Directive: Select every line below containing the word "latinoamericana".

Records for this exercise:

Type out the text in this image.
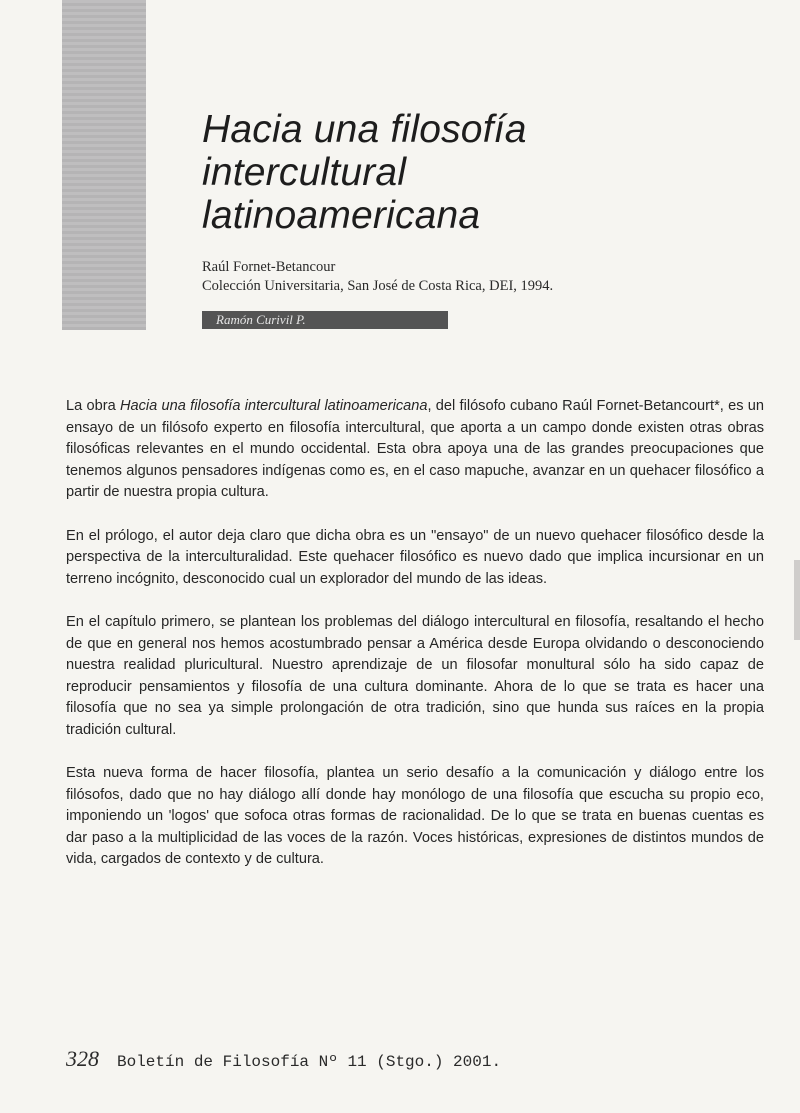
Hacia una filosofía
intercultural
latinoamericana
Raúl Fornet-Betancour
Colección Universitaria, San José de Costa Rica, DEI, 1994.
Ramón Curivil P.

La obra Hacia una filosofía intercultural latinoamericana, del filósofo cubano Raúl Fornet-Betancourt*, es un ensayo de un filósofo experto en filosofía intercultural, que aporta a un campo donde existen otras obras filosóficas relevantes en el mundo occidental. Esta obra apoya una de las grandes preocupaciones que tenemos algunos pensadores indígenas como es, en el caso mapuche, avanzar en un quehacer filosófico a partir de nuestra propia cultura.

En el prólogo, el autor deja claro que dicha obra es un "ensayo" de un nuevo quehacer filosófico desde la perspectiva de la interculturalidad. Este quehacer filosófico es nuevo dado que implica incursionar en un terreno incógnito, desconocido cual un explorador del mundo de las ideas.

En el capítulo primero, se plantean los problemas del diálogo intercultural en filosofía, resaltando el hecho de que en general nos hemos acostumbrado pensar a América desde Europa olvidando o desconociendo nuestra realidad pluricultural. Nuestro aprendizaje de un filosofar monultural sólo ha sido capaz de reproducir pensamientos y filosofía de una cultura dominante. Ahora de lo que se trata es hacer una filosofía que no sea ya simple prolongación de otra tradición, sino que hunda sus raíces en la propia tradición cultural.

Esta nueva forma de hacer filosofía, plantea un serio desafío a la comunicación y diálogo entre los filósofos, dado que no hay diálogo allí donde hay monólogo de una filosofía que escucha su propio eco, imponiendo un 'logos' que sofoca otras formas de racionalidad. De lo que se trata en buenas cuentas es dar paso a la multiplicidad de las voces de la razón. Voces históricas, expresiones de distintos mundos de vida, cargados de contexto y de cultura.

328 Boletín de Filosofía Nº 11 (Stgo.) 2001.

The completed task:
latinoamericana
La obra Hacia una filosofía intercultural latinoamericana, del filósofo cubano Raúl Fornet-Betancourt*, es un ensayo de un filósofo experto en filosofía intercultural, que aporta a un campo donde existen otras obras filosóficas relevantes en el mundo occidental. Esta obra apoya una de las grandes preocupaciones que tenemos algunos pensadores indígenas como es, en el caso mapuche, avanzar en un quehacer filosófico a partir de nuestra propia cultura.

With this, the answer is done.